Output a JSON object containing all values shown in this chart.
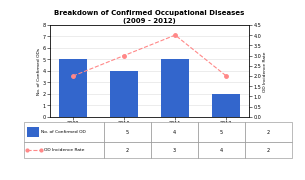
{
  "title": "Breakdown of Confirmed Occupational Diseases\n(2009 - 2012)",
  "years": [
    "2009",
    "2010",
    "2011",
    "2012"
  ],
  "bar_values": [
    5,
    4,
    5,
    2
  ],
  "line_values": [
    2,
    3,
    4,
    2
  ],
  "bar_color": "#3366CC",
  "line_color": "#FF8888",
  "ylabel_left": "No. of Confirmed ODs",
  "ylabel_right": "OD Incidence Rate",
  "ylim_left": [
    0,
    8
  ],
  "ylim_right": [
    0,
    4.5
  ],
  "legend_label_bar": "No. of Confirmed OD",
  "legend_label_line": "OD Incidence Rate",
  "table_row1": [
    "5",
    "4",
    "5",
    "2"
  ],
  "table_row2": [
    "2",
    "3",
    "4",
    "2"
  ],
  "background_color": "#FFFFFF",
  "grid_color": "#DDDDDD"
}
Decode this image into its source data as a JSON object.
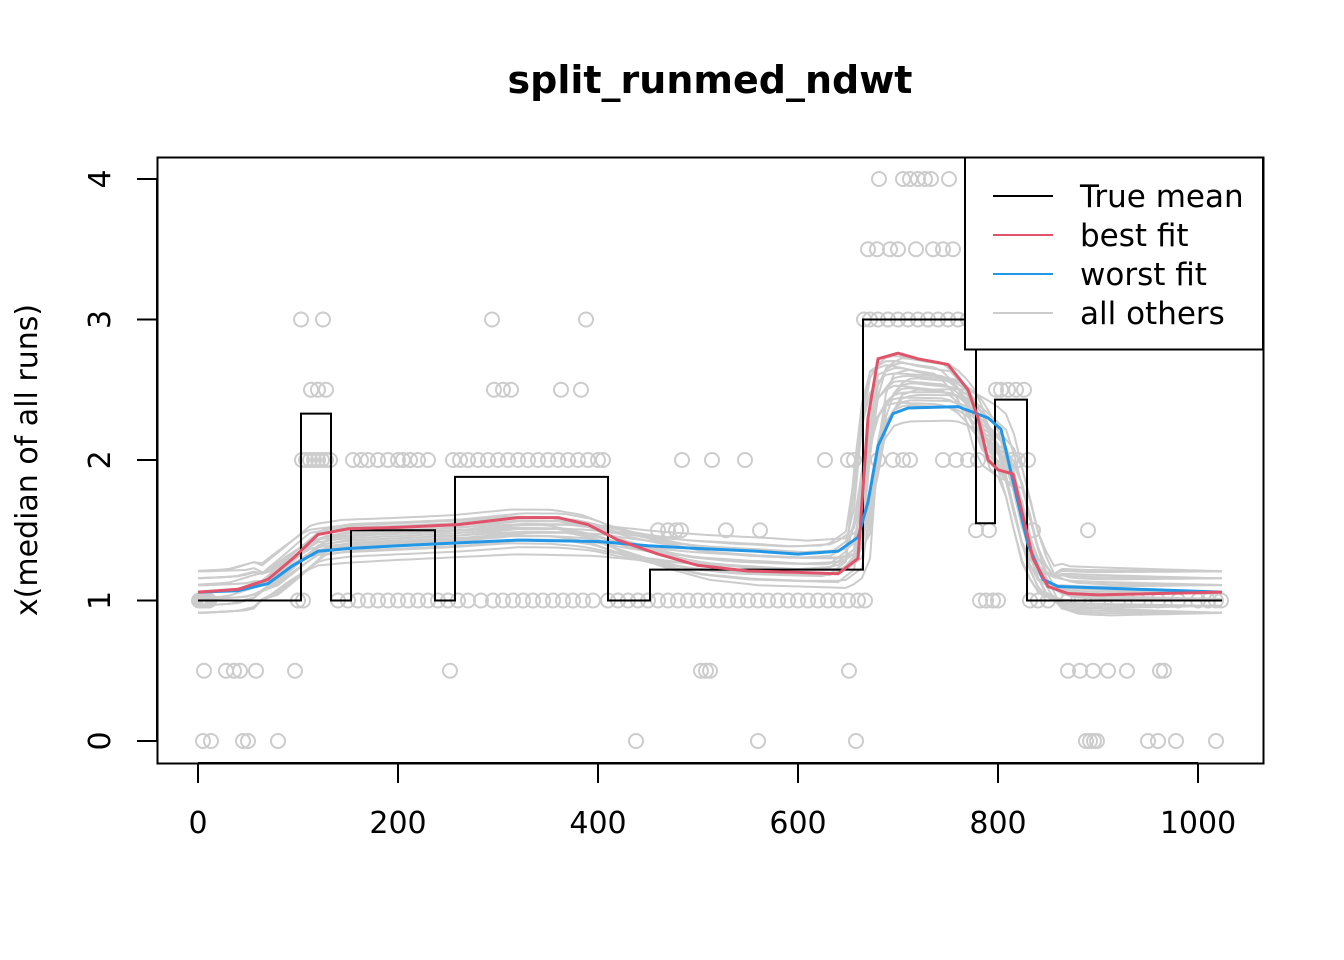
{
  "chart_data": {
    "type": "line",
    "title": "split_runmed_ndwt",
    "xlabel": "",
    "ylabel": "x(median of all runs)",
    "xlim": [
      -20,
      1065
    ],
    "ylim": [
      -0.15,
      4.15
    ],
    "x_ticks": [
      0,
      200,
      400,
      600,
      800,
      1000
    ],
    "y_ticks": [
      0,
      1,
      2,
      3,
      4
    ],
    "grid": false,
    "legend_position": "top-right",
    "legend": [
      {
        "label": "True mean",
        "color": "#000000"
      },
      {
        "label": "best fit",
        "color": "#DF536B"
      },
      {
        "label": "worst fit",
        "color": "#2297E6"
      },
      {
        "label": "all others",
        "color": "#CCCCCC"
      }
    ],
    "true_mean": {
      "name": "True mean",
      "color": "#000000",
      "points": [
        [
          0,
          1
        ],
        [
          103,
          1
        ],
        [
          103,
          2.33
        ],
        [
          133,
          2.33
        ],
        [
          133,
          1
        ],
        [
          153,
          1
        ],
        [
          153,
          1.5
        ],
        [
          237,
          1.5
        ],
        [
          237,
          1
        ],
        [
          257,
          1
        ],
        [
          257,
          1.88
        ],
        [
          410,
          1.88
        ],
        [
          410,
          1
        ],
        [
          452,
          1
        ],
        [
          452,
          1.22
        ],
        [
          665,
          1.22
        ],
        [
          665,
          3
        ],
        [
          778,
          3
        ],
        [
          778,
          1.55
        ],
        [
          797,
          1.55
        ],
        [
          797,
          2.43
        ],
        [
          829,
          2.43
        ],
        [
          829,
          1
        ],
        [
          1024,
          1
        ]
      ]
    },
    "best_fit": {
      "name": "best fit",
      "color": "#DF536B",
      "points": [
        [
          0,
          1.06
        ],
        [
          40,
          1.08
        ],
        [
          70,
          1.15
        ],
        [
          95,
          1.3
        ],
        [
          120,
          1.47
        ],
        [
          150,
          1.51
        ],
        [
          200,
          1.52
        ],
        [
          260,
          1.54
        ],
        [
          320,
          1.59
        ],
        [
          360,
          1.59
        ],
        [
          390,
          1.54
        ],
        [
          420,
          1.43
        ],
        [
          460,
          1.33
        ],
        [
          500,
          1.25
        ],
        [
          550,
          1.21
        ],
        [
          600,
          1.2
        ],
        [
          640,
          1.19
        ],
        [
          660,
          1.3
        ],
        [
          670,
          2.3
        ],
        [
          680,
          2.72
        ],
        [
          700,
          2.76
        ],
        [
          720,
          2.72
        ],
        [
          750,
          2.68
        ],
        [
          770,
          2.5
        ],
        [
          780,
          2.3
        ],
        [
          790,
          2.0
        ],
        [
          800,
          1.93
        ],
        [
          815,
          1.9
        ],
        [
          825,
          1.6
        ],
        [
          835,
          1.3
        ],
        [
          850,
          1.1
        ],
        [
          870,
          1.05
        ],
        [
          900,
          1.04
        ],
        [
          1024,
          1.06
        ]
      ]
    },
    "worst_fit": {
      "name": "worst fit",
      "color": "#2297E6",
      "points": [
        [
          0,
          1.06
        ],
        [
          40,
          1.07
        ],
        [
          70,
          1.12
        ],
        [
          95,
          1.25
        ],
        [
          120,
          1.35
        ],
        [
          150,
          1.37
        ],
        [
          200,
          1.39
        ],
        [
          260,
          1.41
        ],
        [
          320,
          1.43
        ],
        [
          400,
          1.42
        ],
        [
          450,
          1.39
        ],
        [
          500,
          1.37
        ],
        [
          560,
          1.35
        ],
        [
          600,
          1.33
        ],
        [
          640,
          1.35
        ],
        [
          660,
          1.45
        ],
        [
          670,
          1.7
        ],
        [
          680,
          2.1
        ],
        [
          695,
          2.33
        ],
        [
          710,
          2.37
        ],
        [
          760,
          2.38
        ],
        [
          790,
          2.3
        ],
        [
          803,
          2.22
        ],
        [
          815,
          1.85
        ],
        [
          830,
          1.4
        ],
        [
          845,
          1.15
        ],
        [
          860,
          1.1
        ],
        [
          900,
          1.09
        ],
        [
          1024,
          1.06
        ]
      ]
    },
    "others": {
      "name": "all others",
      "color": "#CCCCCC",
      "count": 22
    },
    "observations_points": [
      [
        1,
        1
      ],
      [
        3,
        1
      ],
      [
        5,
        1
      ],
      [
        7,
        1
      ],
      [
        9,
        1
      ],
      [
        11,
        1
      ],
      [
        5,
        0
      ],
      [
        13,
        0
      ],
      [
        6,
        0.5
      ],
      [
        28,
        0.5
      ],
      [
        36,
        0.5
      ],
      [
        42,
        0.5
      ],
      [
        58,
        0.5
      ],
      [
        45,
        0
      ],
      [
        50,
        0
      ],
      [
        80,
        0
      ],
      [
        97,
        0.5
      ],
      [
        103,
        3
      ],
      [
        125,
        3
      ],
      [
        113,
        2.5
      ],
      [
        120,
        2.5
      ],
      [
        128,
        2.5
      ],
      [
        104,
        2
      ],
      [
        108,
        2
      ],
      [
        112,
        2
      ],
      [
        116,
        2
      ],
      [
        120,
        2
      ],
      [
        124,
        2
      ],
      [
        128,
        2
      ],
      [
        132,
        2
      ],
      [
        100,
        1
      ],
      [
        105,
        1
      ],
      [
        140,
        1
      ],
      [
        150,
        1
      ],
      [
        155,
        2
      ],
      [
        163,
        2
      ],
      [
        170,
        2
      ],
      [
        180,
        2
      ],
      [
        190,
        2
      ],
      [
        200,
        2
      ],
      [
        205,
        2
      ],
      [
        212,
        2
      ],
      [
        220,
        2
      ],
      [
        230,
        2
      ],
      [
        160,
        1
      ],
      [
        170,
        1
      ],
      [
        180,
        1
      ],
      [
        190,
        1
      ],
      [
        200,
        1
      ],
      [
        210,
        1
      ],
      [
        220,
        1
      ],
      [
        230,
        1
      ],
      [
        240,
        1
      ],
      [
        250,
        1
      ],
      [
        260,
        1
      ],
      [
        252,
        0.5
      ],
      [
        255,
        2
      ],
      [
        262,
        2
      ],
      [
        270,
        2
      ],
      [
        280,
        2
      ],
      [
        290,
        2
      ],
      [
        300,
        2
      ],
      [
        310,
        2
      ],
      [
        320,
        2
      ],
      [
        330,
        2
      ],
      [
        340,
        2
      ],
      [
        350,
        2
      ],
      [
        360,
        2
      ],
      [
        370,
        2
      ],
      [
        380,
        2
      ],
      [
        390,
        2
      ],
      [
        400,
        2
      ],
      [
        405,
        2
      ],
      [
        294,
        3
      ],
      [
        388,
        3
      ],
      [
        296,
        2.5
      ],
      [
        305,
        2.5
      ],
      [
        313,
        2.5
      ],
      [
        363,
        2.5
      ],
      [
        383,
        2.5
      ],
      [
        270,
        1
      ],
      [
        283,
        1
      ],
      [
        295,
        1
      ],
      [
        305,
        1
      ],
      [
        315,
        1
      ],
      [
        325,
        1
      ],
      [
        335,
        1
      ],
      [
        345,
        1
      ],
      [
        355,
        1
      ],
      [
        365,
        1
      ],
      [
        375,
        1
      ],
      [
        385,
        1
      ],
      [
        395,
        1
      ],
      [
        410,
        1
      ],
      [
        420,
        1
      ],
      [
        430,
        1
      ],
      [
        440,
        1
      ],
      [
        450,
        1
      ],
      [
        460,
        1
      ],
      [
        470,
        1
      ],
      [
        480,
        1
      ],
      [
        490,
        1
      ],
      [
        500,
        1
      ],
      [
        510,
        1
      ],
      [
        520,
        1
      ],
      [
        530,
        1
      ],
      [
        540,
        1
      ],
      [
        550,
        1
      ],
      [
        560,
        1
      ],
      [
        570,
        1
      ],
      [
        580,
        1
      ],
      [
        590,
        1
      ],
      [
        600,
        1
      ],
      [
        610,
        1
      ],
      [
        620,
        1
      ],
      [
        630,
        1
      ],
      [
        640,
        1
      ],
      [
        650,
        1
      ],
      [
        660,
        1
      ],
      [
        667,
        1
      ],
      [
        438,
        0
      ],
      [
        484,
        2
      ],
      [
        514,
        2
      ],
      [
        547,
        2
      ],
      [
        460,
        1.5
      ],
      [
        470,
        1.5
      ],
      [
        478,
        1.5
      ],
      [
        483,
        1.5
      ],
      [
        528,
        1.5
      ],
      [
        562,
        1.5
      ],
      [
        503,
        0.5
      ],
      [
        508,
        0.5
      ],
      [
        512,
        0.5
      ],
      [
        560,
        0
      ],
      [
        651,
        0.5
      ],
      [
        658,
        0
      ],
      [
        627,
        2
      ],
      [
        650,
        2
      ],
      [
        656,
        2
      ],
      [
        666,
        3
      ],
      [
        672,
        3
      ],
      [
        680,
        3
      ],
      [
        690,
        3
      ],
      [
        700,
        3
      ],
      [
        710,
        3
      ],
      [
        720,
        3
      ],
      [
        730,
        3
      ],
      [
        740,
        3
      ],
      [
        750,
        3
      ],
      [
        760,
        3
      ],
      [
        770,
        3
      ],
      [
        681,
        4
      ],
      [
        705,
        4
      ],
      [
        712,
        4
      ],
      [
        720,
        4
      ],
      [
        727,
        4
      ],
      [
        733,
        4
      ],
      [
        751,
        4
      ],
      [
        670,
        3.5
      ],
      [
        679,
        3.5
      ],
      [
        692,
        3.5
      ],
      [
        700,
        3.5
      ],
      [
        718,
        3.5
      ],
      [
        735,
        3.5
      ],
      [
        745,
        3.5
      ],
      [
        755,
        3.5
      ],
      [
        680,
        2
      ],
      [
        695,
        2
      ],
      [
        705,
        2
      ],
      [
        712,
        2
      ],
      [
        745,
        2
      ],
      [
        758,
        2
      ],
      [
        770,
        2
      ],
      [
        780,
        2
      ],
      [
        782,
        1
      ],
      [
        788,
        1
      ],
      [
        795,
        1
      ],
      [
        800,
        1
      ],
      [
        778,
        1.5
      ],
      [
        791,
        1.5
      ],
      [
        798,
        2.5
      ],
      [
        803,
        2.5
      ],
      [
        810,
        2.5
      ],
      [
        818,
        2.5
      ],
      [
        826,
        2.5
      ],
      [
        813,
        2
      ],
      [
        820,
        2
      ],
      [
        830,
        2
      ],
      [
        832,
        1
      ],
      [
        840,
        1
      ],
      [
        850,
        1
      ],
      [
        870,
        1
      ],
      [
        880,
        1
      ],
      [
        900,
        1
      ],
      [
        920,
        1
      ],
      [
        940,
        1
      ],
      [
        960,
        1
      ],
      [
        980,
        1
      ],
      [
        1000,
        1
      ],
      [
        1010,
        1
      ],
      [
        1018,
        1
      ],
      [
        1023,
        1
      ],
      [
        835,
        1.5
      ],
      [
        890,
        1.5
      ],
      [
        870,
        0.5
      ],
      [
        882,
        0.5
      ],
      [
        895,
        0.5
      ],
      [
        910,
        0.5
      ],
      [
        929,
        0.5
      ],
      [
        962,
        0.5
      ],
      [
        966,
        0.5
      ],
      [
        888,
        0
      ],
      [
        892,
        0
      ],
      [
        896,
        0
      ],
      [
        899,
        0
      ],
      [
        950,
        0
      ],
      [
        960,
        0
      ],
      [
        978,
        0
      ],
      [
        1018,
        0
      ]
    ]
  }
}
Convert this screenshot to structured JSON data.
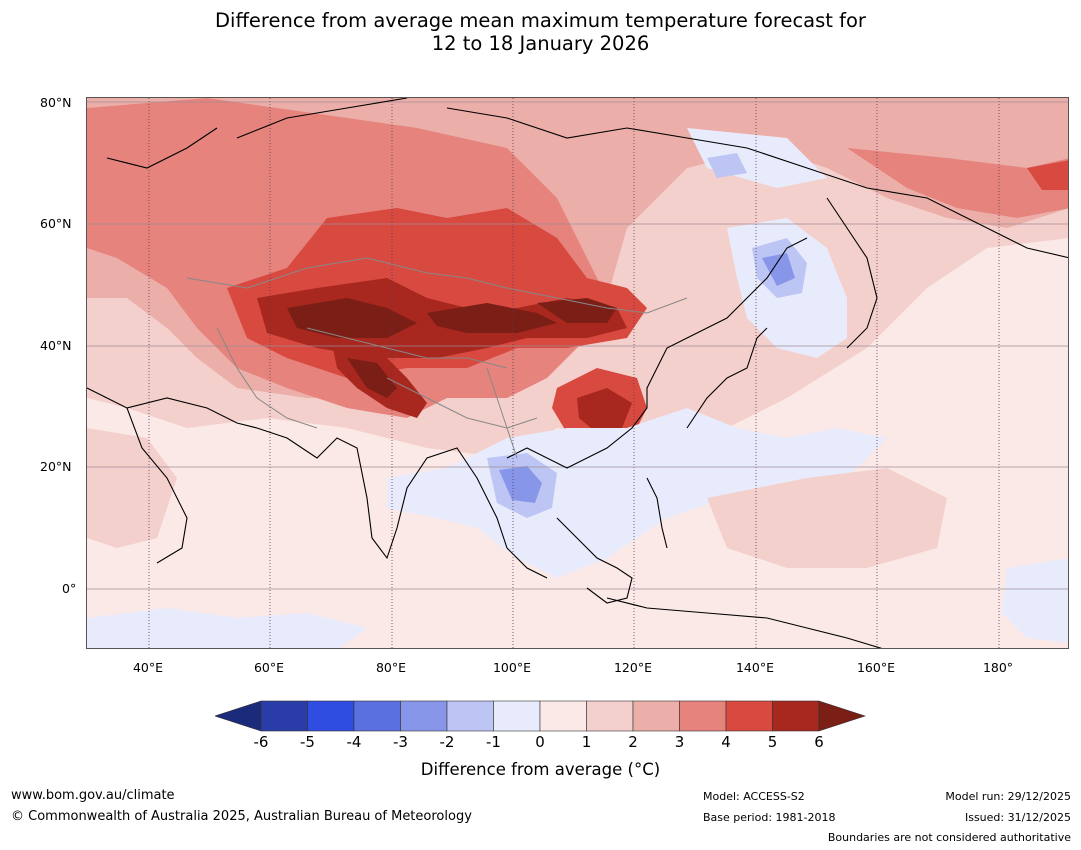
{
  "title": {
    "line1": "Difference from average mean maximum temperature forecast for",
    "line2": "12 to 18 January 2026"
  },
  "map": {
    "region": "Asia and western Pacific",
    "lat_labels": [
      "80°N",
      "60°N",
      "40°N",
      "20°N",
      "0°"
    ],
    "lon_labels": [
      "40°E",
      "60°E",
      "80°E",
      "100°E",
      "120°E",
      "140°E",
      "160°E",
      "180°"
    ],
    "colors": {
      "m6": "#1b2a7a",
      "m5": "#2a3ca8",
      "m4": "#2f4de0",
      "m3": "#5a70e0",
      "m2": "#8896ea",
      "m1": "#bdc5f4",
      "z0": "#e8ebfb",
      "p0": "#fbe9e8",
      "p1": "#f4d0cc",
      "p2": "#ecaea8",
      "p3": "#e5837c",
      "p4": "#d8493f",
      "p5": "#a8271f",
      "p6": "#7a1e16"
    }
  },
  "colorbar": {
    "ticks": [
      "-6",
      "-5",
      "-4",
      "-3",
      "-2",
      "-1",
      "0",
      "1",
      "2",
      "3",
      "4",
      "5",
      "6"
    ],
    "label": "Difference from average (°C)"
  },
  "footer": {
    "website": "www.bom.gov.au/climate",
    "copyright": "© Commonwealth of Australia 2025, Australian Bureau of Meteorology",
    "model": "Model: ACCESS-S2",
    "base_period": "Base period: 1981-2018",
    "model_run": "Model run: 29/12/2025",
    "issued": "Issued: 31/12/2025",
    "disclaimer": "Boundaries are not considered authoritative"
  }
}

» Stated exercise
In the entries above, find every line with the word "this" and list it.

» Full output
Output a JSON object containing all values shown in this chart.
Decode this image into its source data as a JSON object.
Convert this screenshot to structured JSON data.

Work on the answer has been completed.